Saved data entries
· · ·
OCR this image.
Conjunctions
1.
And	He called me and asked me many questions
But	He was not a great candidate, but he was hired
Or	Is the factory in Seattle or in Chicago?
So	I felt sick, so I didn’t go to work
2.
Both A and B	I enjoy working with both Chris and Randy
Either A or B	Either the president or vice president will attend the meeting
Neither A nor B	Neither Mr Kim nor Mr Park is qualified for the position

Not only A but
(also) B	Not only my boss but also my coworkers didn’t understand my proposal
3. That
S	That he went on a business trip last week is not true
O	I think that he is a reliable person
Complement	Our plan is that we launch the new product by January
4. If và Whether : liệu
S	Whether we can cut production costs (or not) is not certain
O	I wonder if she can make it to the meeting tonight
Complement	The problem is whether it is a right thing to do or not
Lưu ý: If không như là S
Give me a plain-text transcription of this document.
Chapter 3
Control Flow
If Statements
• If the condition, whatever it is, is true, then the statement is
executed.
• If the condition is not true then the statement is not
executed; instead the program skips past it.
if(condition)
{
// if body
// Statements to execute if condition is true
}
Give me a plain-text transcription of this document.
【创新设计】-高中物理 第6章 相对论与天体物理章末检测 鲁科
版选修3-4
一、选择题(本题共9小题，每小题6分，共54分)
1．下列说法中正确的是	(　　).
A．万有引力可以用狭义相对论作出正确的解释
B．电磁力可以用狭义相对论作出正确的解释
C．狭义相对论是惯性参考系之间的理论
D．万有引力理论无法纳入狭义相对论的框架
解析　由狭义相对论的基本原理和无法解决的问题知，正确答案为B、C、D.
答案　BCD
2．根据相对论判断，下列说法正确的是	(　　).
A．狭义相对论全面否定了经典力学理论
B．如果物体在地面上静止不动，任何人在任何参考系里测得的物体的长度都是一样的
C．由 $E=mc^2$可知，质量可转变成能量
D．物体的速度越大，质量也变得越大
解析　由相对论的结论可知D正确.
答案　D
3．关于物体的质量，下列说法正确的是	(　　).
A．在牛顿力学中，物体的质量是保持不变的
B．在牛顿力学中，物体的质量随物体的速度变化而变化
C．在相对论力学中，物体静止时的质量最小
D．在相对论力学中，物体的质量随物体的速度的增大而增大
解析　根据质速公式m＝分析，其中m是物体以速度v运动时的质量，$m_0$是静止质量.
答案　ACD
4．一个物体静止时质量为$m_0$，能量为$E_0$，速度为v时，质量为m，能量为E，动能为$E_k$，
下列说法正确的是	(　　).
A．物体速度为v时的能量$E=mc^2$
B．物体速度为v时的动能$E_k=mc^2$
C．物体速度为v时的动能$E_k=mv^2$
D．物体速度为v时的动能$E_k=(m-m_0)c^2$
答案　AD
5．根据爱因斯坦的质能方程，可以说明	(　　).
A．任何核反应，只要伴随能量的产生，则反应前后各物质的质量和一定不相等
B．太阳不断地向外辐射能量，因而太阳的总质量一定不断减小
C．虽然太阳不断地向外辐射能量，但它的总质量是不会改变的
· · ·
> _TASK TO CARRY OUT_
Copy out each line that contains the word "executed".

> _RIGHT ANSWER_
executed.
executed; instead the program skips past it.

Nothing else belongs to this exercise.